Prompt: Count every line below that contains "title", then state the total with no other output.

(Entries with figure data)

━━━━━━━━

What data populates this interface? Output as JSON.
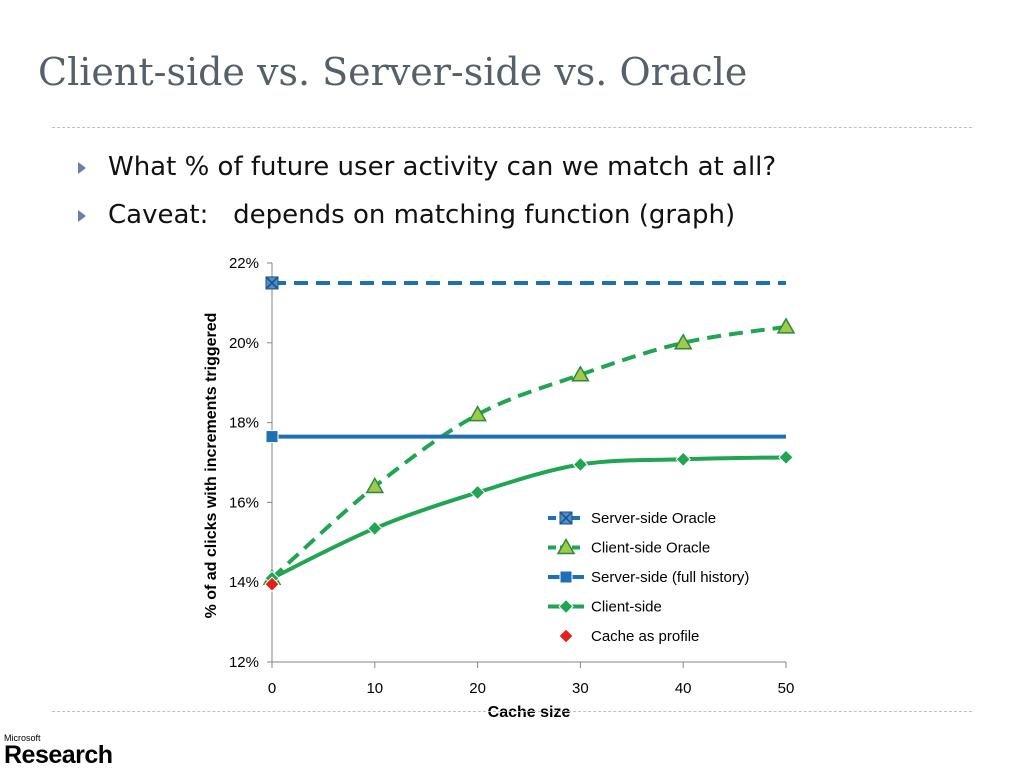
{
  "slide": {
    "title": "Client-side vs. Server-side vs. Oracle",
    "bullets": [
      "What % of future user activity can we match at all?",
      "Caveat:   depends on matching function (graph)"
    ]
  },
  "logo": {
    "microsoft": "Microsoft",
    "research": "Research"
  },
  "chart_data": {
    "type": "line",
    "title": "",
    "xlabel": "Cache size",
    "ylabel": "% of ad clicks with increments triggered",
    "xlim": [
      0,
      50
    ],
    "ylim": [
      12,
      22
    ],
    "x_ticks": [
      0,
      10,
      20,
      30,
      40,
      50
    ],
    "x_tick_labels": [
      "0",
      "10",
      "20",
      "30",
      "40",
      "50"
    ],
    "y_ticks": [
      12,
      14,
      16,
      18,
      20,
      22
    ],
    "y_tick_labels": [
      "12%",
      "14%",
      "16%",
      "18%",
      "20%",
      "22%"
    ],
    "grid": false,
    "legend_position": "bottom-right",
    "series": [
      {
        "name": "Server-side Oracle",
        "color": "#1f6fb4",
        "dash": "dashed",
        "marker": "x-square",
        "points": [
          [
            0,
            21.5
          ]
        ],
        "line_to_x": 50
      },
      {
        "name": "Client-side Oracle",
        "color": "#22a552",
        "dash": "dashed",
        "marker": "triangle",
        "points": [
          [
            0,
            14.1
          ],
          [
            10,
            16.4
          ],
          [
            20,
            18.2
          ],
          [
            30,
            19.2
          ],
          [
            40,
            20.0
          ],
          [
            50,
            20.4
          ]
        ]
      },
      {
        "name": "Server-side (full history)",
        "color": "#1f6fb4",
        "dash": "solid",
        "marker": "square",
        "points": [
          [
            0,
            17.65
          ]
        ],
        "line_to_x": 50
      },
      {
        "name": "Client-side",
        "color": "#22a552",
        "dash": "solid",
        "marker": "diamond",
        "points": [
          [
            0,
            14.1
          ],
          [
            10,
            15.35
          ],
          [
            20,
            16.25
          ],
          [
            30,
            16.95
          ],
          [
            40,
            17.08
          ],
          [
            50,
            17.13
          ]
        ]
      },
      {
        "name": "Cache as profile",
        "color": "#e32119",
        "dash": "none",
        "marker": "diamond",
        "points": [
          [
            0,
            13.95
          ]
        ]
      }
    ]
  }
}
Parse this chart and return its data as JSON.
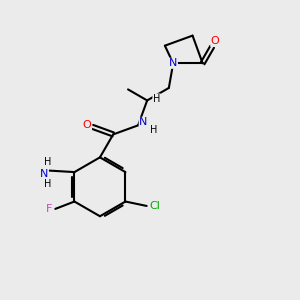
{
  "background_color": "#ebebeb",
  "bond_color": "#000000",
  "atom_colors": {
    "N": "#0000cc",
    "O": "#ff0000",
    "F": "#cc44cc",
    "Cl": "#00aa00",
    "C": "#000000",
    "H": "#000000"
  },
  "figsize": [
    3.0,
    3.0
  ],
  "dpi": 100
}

━━━━━━━━

Exercise output: 2